In the records below, count every line containing "consi". Reply with the number only.

· · · ·

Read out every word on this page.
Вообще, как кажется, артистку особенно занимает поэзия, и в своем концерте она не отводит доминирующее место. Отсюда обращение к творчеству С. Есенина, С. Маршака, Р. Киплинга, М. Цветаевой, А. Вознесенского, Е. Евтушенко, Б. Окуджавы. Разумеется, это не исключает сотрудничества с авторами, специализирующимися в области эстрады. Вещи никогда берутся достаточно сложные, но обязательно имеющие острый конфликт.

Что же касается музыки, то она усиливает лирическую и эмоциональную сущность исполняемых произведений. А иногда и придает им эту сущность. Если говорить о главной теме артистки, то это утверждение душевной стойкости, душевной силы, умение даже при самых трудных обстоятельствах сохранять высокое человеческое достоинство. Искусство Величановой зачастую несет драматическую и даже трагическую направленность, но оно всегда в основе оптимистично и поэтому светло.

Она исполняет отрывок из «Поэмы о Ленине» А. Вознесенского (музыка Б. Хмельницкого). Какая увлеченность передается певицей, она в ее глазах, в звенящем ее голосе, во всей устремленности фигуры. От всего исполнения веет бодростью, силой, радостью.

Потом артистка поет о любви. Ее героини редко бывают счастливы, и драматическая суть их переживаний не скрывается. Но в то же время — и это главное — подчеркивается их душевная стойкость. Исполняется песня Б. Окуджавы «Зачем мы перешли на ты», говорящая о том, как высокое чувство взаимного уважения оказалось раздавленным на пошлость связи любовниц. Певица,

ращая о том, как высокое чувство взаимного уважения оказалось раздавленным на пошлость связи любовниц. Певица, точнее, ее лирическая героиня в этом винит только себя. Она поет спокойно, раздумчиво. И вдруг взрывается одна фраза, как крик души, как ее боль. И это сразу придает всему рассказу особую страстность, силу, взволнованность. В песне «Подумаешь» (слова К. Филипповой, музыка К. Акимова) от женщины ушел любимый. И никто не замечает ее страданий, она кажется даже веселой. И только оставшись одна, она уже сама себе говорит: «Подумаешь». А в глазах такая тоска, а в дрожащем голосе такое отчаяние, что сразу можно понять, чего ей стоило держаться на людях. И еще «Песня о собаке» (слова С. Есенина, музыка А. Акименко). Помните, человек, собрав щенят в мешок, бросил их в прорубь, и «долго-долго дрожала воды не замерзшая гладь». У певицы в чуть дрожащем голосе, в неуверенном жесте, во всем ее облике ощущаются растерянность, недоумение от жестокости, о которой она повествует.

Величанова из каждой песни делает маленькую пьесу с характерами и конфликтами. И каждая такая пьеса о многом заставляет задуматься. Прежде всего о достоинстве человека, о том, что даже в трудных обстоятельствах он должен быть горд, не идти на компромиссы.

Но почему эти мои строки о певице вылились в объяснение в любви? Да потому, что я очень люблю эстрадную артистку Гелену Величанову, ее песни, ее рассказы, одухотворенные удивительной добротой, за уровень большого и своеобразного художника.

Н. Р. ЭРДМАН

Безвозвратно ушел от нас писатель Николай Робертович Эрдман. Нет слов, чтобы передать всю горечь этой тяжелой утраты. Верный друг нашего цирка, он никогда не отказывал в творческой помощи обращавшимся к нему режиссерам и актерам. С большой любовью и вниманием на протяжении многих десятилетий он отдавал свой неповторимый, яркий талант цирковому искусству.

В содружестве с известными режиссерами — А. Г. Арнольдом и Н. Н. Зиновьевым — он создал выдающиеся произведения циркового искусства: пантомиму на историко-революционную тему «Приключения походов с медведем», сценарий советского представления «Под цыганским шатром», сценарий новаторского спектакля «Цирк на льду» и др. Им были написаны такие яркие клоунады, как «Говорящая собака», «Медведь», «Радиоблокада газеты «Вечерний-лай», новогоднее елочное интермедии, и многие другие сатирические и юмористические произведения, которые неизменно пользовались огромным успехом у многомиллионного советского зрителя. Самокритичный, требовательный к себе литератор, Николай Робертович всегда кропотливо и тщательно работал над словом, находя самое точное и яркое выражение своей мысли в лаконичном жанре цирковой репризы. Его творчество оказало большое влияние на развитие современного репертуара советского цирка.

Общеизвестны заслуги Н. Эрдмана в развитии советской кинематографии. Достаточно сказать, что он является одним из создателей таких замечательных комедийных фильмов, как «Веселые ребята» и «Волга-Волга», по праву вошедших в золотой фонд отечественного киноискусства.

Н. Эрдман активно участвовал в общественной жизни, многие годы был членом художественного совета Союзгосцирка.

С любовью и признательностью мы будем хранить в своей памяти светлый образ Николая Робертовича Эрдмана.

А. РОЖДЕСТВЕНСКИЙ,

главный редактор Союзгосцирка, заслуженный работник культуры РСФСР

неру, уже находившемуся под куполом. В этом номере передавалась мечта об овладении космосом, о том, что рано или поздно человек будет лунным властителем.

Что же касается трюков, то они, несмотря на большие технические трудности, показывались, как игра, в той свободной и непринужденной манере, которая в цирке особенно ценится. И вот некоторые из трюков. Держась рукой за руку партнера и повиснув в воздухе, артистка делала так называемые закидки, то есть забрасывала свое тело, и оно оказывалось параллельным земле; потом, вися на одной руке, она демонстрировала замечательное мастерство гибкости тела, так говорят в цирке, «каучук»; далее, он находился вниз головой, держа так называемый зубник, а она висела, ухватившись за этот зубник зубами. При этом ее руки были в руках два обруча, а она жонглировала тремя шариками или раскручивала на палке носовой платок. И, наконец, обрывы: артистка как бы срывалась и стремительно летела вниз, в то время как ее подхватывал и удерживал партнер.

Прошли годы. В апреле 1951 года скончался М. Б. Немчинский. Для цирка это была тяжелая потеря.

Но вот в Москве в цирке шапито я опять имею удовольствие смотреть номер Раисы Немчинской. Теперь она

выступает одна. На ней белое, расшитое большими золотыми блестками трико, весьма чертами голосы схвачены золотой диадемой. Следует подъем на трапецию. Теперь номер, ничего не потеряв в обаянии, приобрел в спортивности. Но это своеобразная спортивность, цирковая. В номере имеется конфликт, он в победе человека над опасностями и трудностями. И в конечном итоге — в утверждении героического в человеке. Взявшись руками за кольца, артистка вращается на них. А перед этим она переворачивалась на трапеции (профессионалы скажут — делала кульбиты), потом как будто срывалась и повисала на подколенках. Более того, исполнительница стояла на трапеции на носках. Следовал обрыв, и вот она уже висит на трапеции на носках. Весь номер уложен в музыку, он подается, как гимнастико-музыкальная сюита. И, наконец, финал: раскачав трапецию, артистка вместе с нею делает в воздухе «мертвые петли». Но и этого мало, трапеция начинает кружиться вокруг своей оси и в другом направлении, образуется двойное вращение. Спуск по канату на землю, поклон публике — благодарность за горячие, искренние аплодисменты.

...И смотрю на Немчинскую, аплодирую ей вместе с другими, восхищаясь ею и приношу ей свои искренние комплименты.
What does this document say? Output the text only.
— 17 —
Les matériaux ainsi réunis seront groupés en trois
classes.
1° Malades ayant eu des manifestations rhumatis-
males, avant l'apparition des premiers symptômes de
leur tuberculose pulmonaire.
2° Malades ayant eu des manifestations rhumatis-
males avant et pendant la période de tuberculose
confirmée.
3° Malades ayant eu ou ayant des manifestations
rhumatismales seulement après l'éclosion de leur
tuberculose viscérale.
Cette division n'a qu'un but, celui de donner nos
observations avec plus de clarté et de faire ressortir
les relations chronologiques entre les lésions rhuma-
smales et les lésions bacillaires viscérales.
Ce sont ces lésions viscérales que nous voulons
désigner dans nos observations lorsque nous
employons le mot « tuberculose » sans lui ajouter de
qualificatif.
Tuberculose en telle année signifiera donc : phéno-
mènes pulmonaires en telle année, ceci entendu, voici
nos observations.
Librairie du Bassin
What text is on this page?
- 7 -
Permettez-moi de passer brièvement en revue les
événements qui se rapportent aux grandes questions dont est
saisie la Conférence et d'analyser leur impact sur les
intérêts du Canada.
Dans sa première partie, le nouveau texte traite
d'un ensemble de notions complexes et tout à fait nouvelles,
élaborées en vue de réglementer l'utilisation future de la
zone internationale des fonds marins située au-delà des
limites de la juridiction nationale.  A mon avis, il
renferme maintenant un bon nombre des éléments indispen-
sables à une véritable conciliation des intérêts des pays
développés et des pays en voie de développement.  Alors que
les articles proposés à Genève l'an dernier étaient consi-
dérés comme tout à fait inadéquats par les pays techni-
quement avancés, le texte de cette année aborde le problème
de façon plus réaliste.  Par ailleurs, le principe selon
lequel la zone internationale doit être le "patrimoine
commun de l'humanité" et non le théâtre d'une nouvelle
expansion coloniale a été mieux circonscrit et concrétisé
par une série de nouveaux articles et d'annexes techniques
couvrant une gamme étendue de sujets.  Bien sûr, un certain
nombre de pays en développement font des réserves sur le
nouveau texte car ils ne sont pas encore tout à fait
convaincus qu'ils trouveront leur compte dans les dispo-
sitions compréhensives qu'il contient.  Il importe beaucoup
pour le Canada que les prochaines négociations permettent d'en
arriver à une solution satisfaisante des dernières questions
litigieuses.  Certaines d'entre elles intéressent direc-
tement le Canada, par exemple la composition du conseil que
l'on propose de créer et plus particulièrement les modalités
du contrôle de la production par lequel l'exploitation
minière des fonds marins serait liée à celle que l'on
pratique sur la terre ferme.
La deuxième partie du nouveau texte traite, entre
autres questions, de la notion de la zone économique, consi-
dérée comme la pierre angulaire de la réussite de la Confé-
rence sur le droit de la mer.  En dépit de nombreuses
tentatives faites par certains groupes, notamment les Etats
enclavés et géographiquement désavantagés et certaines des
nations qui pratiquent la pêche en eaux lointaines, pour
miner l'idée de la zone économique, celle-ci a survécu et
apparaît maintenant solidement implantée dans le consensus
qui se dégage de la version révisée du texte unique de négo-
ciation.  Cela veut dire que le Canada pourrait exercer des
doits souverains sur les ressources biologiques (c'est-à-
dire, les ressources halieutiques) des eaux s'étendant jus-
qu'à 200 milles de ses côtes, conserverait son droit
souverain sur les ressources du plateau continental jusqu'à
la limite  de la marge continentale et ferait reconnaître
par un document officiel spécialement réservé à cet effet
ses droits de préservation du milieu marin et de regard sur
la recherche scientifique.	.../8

· · · ·

■ ANSWER TO THIS EXERCISE:
2